Locate every line in the material below that has the word "Customer". Copy each of those lines.

Data for the task:
·····
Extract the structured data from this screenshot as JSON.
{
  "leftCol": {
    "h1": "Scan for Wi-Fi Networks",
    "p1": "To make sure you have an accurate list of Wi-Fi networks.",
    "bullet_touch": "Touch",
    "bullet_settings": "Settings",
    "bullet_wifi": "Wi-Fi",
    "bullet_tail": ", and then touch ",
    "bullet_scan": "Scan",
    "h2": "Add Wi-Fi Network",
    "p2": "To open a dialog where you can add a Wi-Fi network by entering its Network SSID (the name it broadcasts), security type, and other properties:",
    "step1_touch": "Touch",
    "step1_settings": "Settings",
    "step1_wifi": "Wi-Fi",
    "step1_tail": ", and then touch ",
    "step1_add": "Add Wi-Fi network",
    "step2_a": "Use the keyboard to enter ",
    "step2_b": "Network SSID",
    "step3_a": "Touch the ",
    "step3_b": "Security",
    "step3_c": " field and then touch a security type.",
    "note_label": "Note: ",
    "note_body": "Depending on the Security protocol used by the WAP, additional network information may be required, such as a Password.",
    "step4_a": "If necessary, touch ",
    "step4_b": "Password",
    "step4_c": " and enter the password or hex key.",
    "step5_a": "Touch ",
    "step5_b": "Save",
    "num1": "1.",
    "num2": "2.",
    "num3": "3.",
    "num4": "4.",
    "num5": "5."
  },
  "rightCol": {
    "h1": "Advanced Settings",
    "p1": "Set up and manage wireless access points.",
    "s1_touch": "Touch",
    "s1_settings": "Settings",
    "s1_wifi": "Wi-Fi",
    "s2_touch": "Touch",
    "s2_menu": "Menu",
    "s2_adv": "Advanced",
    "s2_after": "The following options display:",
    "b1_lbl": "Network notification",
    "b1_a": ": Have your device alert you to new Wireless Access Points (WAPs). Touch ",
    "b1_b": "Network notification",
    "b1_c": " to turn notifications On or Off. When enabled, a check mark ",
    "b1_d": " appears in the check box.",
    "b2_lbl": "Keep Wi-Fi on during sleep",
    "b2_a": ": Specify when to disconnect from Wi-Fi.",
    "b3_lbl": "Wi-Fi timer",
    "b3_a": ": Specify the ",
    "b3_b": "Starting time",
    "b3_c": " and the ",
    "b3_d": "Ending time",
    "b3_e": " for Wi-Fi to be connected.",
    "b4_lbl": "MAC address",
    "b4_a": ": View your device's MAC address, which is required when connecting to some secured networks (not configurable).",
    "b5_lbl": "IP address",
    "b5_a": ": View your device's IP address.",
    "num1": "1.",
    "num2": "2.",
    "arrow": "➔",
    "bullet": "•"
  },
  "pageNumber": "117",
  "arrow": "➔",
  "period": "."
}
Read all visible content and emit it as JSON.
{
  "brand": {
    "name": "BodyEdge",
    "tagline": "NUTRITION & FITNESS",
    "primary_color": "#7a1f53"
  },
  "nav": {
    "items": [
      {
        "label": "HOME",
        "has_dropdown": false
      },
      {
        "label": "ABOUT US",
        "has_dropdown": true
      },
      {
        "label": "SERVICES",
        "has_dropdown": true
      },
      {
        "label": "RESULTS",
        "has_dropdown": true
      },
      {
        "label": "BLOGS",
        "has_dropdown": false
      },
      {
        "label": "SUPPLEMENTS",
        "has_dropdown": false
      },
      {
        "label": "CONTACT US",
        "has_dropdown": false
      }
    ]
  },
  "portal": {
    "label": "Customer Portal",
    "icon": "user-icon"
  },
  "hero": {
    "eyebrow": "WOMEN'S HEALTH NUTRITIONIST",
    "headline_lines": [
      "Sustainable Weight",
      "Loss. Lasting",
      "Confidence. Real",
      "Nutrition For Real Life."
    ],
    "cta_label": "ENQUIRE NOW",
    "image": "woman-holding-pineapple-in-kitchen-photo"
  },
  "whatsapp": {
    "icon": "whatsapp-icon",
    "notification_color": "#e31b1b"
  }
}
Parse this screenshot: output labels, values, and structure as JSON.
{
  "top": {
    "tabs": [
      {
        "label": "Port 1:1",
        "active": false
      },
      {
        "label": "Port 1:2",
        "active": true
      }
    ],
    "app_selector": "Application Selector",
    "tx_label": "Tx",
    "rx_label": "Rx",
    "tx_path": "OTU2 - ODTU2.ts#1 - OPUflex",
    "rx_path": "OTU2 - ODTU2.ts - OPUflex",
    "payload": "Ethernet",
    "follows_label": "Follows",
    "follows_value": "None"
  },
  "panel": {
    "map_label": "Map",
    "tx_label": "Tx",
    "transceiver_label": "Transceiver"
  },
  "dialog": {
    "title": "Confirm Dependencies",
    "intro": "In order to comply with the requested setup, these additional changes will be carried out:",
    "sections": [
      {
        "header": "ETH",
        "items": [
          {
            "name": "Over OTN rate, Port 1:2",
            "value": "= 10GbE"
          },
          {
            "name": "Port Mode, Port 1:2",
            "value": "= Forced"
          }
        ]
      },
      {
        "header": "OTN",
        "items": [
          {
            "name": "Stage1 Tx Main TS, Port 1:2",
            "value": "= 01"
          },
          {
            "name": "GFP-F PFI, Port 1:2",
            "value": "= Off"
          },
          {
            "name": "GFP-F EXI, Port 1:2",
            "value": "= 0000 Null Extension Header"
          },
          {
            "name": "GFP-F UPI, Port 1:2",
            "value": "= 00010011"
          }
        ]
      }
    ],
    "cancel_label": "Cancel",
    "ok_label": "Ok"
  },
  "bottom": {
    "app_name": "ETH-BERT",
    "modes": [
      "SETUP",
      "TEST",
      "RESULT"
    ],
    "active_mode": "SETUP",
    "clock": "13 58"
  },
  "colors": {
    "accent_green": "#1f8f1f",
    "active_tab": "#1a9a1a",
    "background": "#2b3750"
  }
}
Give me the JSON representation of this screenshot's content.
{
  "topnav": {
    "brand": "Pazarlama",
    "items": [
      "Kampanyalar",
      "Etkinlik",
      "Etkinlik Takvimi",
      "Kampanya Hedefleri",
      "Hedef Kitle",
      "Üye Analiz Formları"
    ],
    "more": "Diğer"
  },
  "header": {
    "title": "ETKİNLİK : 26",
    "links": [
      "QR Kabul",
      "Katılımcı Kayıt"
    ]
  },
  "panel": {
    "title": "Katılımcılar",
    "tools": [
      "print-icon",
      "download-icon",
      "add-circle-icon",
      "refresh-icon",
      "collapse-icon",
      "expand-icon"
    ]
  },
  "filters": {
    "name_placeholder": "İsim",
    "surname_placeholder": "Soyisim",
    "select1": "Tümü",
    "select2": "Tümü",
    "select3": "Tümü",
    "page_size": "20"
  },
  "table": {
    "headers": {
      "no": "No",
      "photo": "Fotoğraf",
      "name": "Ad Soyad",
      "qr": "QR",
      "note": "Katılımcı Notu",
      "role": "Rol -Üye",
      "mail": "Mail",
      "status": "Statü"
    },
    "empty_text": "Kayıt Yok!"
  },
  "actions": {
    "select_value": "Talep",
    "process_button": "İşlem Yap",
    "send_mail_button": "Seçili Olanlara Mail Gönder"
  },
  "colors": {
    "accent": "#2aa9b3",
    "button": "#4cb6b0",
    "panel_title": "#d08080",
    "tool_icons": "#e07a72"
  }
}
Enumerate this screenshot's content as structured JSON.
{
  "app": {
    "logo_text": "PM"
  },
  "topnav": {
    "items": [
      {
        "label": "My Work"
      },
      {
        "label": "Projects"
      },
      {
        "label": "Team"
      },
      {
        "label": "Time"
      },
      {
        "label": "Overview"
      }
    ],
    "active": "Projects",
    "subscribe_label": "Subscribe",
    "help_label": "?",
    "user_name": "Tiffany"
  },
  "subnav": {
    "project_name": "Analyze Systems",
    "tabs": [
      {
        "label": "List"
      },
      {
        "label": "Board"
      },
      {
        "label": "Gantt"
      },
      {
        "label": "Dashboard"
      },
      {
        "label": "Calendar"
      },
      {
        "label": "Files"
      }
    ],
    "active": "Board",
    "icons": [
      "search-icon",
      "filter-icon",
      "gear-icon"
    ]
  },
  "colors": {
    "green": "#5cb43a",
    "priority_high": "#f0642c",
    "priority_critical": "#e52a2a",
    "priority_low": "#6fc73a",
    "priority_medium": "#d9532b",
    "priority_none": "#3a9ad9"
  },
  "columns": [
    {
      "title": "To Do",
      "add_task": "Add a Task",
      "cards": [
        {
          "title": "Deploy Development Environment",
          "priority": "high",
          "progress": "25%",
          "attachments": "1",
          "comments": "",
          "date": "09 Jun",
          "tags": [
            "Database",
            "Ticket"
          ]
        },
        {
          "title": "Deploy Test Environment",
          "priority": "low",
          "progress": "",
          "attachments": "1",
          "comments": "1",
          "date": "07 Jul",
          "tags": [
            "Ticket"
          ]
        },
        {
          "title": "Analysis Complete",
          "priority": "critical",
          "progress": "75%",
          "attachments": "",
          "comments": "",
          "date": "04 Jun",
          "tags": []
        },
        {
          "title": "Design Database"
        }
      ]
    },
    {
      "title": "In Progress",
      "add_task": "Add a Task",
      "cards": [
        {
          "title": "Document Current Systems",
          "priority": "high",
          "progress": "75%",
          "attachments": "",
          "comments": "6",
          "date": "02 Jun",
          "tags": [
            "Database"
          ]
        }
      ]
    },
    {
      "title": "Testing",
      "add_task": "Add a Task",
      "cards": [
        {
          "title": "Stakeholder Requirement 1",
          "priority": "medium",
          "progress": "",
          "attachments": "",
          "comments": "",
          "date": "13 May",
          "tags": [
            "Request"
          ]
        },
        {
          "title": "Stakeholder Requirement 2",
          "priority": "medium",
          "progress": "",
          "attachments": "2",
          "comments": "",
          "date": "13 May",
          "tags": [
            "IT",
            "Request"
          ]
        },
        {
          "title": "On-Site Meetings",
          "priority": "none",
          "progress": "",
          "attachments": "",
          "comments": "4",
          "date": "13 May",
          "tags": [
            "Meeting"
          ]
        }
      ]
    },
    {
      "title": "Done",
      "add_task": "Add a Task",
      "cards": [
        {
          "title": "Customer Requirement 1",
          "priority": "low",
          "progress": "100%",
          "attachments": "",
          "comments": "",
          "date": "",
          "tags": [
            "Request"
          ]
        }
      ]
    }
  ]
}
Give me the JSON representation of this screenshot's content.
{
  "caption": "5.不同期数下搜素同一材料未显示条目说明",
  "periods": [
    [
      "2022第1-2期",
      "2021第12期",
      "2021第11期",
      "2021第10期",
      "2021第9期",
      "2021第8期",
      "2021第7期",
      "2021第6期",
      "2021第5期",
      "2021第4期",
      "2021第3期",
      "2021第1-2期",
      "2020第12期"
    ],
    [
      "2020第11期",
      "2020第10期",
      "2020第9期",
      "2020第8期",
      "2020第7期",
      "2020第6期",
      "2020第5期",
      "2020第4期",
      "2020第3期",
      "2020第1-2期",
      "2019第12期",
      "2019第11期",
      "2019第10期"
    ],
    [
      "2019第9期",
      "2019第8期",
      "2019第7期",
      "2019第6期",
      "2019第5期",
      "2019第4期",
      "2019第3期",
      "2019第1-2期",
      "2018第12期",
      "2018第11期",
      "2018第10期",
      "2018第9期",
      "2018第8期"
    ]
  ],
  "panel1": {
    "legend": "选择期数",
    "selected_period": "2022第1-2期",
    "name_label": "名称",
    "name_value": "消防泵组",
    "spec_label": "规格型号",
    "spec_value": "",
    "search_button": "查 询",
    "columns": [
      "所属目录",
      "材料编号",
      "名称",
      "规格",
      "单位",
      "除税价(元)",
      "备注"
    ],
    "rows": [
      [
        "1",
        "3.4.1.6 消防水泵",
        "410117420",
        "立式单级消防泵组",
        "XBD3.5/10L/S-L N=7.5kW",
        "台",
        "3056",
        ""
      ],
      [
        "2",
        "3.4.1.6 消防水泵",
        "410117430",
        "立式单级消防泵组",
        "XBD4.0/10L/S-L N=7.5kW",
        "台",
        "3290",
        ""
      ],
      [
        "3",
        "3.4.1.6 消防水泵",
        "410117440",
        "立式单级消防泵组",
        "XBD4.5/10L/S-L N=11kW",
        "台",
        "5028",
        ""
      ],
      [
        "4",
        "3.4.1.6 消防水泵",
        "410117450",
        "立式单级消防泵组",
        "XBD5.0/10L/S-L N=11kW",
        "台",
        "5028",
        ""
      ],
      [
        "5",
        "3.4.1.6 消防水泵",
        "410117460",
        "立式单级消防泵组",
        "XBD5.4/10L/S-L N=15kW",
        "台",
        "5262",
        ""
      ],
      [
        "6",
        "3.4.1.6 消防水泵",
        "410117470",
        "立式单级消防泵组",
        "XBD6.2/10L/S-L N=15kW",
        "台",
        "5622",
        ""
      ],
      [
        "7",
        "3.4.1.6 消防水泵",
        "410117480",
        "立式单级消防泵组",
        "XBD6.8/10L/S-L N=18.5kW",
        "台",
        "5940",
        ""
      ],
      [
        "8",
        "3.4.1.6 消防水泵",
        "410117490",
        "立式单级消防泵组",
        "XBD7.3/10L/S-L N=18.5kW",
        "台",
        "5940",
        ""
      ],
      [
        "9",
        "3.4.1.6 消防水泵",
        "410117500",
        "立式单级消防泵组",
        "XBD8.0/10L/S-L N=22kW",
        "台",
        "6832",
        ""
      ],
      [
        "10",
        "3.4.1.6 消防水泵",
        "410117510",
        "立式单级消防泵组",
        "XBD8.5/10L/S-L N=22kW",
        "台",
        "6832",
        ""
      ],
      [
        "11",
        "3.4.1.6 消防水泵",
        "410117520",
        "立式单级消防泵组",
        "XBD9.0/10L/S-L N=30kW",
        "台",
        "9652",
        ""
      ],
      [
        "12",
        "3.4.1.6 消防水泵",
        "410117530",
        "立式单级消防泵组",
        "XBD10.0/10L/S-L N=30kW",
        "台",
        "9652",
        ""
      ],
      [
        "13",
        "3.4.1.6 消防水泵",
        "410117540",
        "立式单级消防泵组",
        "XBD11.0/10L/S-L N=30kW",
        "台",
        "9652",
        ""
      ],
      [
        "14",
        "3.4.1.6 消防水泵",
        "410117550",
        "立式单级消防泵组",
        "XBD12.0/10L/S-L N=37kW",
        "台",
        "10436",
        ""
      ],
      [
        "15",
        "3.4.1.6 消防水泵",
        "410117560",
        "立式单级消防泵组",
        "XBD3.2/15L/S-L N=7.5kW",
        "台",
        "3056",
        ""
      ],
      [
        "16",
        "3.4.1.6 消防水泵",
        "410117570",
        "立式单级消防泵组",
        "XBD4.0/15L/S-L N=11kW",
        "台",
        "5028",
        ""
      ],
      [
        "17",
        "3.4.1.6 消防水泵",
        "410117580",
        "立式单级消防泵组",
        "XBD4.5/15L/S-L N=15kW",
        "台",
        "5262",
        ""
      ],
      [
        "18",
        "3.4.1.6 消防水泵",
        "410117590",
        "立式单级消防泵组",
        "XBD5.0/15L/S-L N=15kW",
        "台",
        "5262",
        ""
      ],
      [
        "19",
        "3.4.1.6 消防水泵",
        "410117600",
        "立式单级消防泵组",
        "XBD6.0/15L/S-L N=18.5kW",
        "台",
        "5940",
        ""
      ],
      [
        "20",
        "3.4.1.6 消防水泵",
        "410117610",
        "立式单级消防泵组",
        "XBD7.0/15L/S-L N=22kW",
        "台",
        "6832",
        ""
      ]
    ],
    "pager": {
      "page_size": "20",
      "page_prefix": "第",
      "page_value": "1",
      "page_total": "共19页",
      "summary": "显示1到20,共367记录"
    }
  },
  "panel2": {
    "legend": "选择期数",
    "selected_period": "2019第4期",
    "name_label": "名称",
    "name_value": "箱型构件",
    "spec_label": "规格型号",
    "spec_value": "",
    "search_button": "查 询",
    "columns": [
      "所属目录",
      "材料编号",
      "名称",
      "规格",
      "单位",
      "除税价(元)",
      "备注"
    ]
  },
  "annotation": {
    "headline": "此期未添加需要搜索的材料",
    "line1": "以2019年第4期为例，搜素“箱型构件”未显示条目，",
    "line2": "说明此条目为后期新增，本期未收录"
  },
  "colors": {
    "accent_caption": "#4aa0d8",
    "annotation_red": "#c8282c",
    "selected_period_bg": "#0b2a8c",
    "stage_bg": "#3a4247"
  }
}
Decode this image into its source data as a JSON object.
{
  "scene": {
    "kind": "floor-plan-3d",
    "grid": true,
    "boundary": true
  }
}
·····
Output for this exercise:
    "label": "Customer Portal",
          "title": "Customer Requirement 1",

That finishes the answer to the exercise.